(Data entries)

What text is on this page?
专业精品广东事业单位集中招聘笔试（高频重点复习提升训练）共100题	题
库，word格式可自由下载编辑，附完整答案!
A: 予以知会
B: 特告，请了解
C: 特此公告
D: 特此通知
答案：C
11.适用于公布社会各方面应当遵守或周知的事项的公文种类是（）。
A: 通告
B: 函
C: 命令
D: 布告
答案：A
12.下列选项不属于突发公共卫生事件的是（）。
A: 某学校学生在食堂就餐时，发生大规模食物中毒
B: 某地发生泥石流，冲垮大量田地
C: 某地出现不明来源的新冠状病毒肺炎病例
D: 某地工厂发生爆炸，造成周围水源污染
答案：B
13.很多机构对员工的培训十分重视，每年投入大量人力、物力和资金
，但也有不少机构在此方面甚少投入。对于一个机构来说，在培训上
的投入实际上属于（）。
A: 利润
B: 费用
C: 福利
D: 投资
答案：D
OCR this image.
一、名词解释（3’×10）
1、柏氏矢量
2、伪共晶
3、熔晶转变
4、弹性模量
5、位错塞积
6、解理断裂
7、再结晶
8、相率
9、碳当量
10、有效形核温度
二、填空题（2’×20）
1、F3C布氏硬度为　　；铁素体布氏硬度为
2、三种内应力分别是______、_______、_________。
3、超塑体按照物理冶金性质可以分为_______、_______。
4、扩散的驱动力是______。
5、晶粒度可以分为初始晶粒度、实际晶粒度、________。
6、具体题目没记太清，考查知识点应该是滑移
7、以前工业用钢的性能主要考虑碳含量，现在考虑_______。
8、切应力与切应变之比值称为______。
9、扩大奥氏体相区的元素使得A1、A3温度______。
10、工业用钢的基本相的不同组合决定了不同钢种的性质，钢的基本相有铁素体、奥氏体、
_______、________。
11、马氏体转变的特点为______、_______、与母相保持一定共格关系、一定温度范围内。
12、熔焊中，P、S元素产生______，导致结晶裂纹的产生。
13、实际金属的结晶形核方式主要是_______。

Task details
Extract every entry in the listing word for word.

Answer to this task
What text is on this page?
专业精品广东事业单位集中招聘笔试（高频重点复习提升训练）共100题	题
库，word格式可自由下载编辑，附完整答案!
A: 予以知会
B: 特告，请了解
C: 特此公告
D: 特此通知
答案：C
11.适用于公布社会各方面应当遵守或周知的事项的公文种类是（）。
A: 通告
B: 函
C: 命令
D: 布告
答案：A
12.下列选项不属于突发公共卫生事件的是（）。
A: 某学校学生在食堂就餐时，发生大规模食物中毒
B: 某地发生泥石流，冲垮大量田地
C: 某地出现不明来源的新冠状病毒肺炎病例
D: 某地工厂发生爆炸，造成周围水源污染
答案：B
13.很多机构对员工的培训十分重视，每年投入大量人力、物力和资金
，但也有不少机构在此方面甚少投入。对于一个机构来说，在培训上
的投入实际上属于（）。
A: 利润
B: 费用
C: 福利
D: 投资
答案：D
OCR this image.
一、名词解释（3’×10）
1、柏氏矢量
2、伪共晶
3、熔晶转变
4、弹性模量
5、位错塞积
6、解理断裂
7、再结晶
8、相率
9、碳当量
10、有效形核温度
二、填空题（2’×20）
1、F3C布氏硬度为　　；铁素体布氏硬度为
2、三种内应力分别是______、_______、_________。
3、超塑体按照物理冶金性质可以分为_______、_______。
4、扩散的驱动力是______。
5、晶粒度可以分为初始晶粒度、实际晶粒度、________。
6、具体题目没记太清，考查知识点应该是滑移
7、以前工业用钢的性能主要考虑碳含量，现在考虑_______。
8、切应力与切应变之比值称为______。
9、扩大奥氏体相区的元素使得A1、A3温度______。
10、工业用钢的基本相的不同组合决定了不同钢种的性质，钢的基本相有铁素体、奥氏体、
_______、________。
11、马氏体转变的特点为______、_______、与母相保持一定共格关系、一定温度范围内。
12、熔焊中，P、S元素产生______，导致结晶裂纹的产生。
13、实际金属的结晶形核方式主要是_______。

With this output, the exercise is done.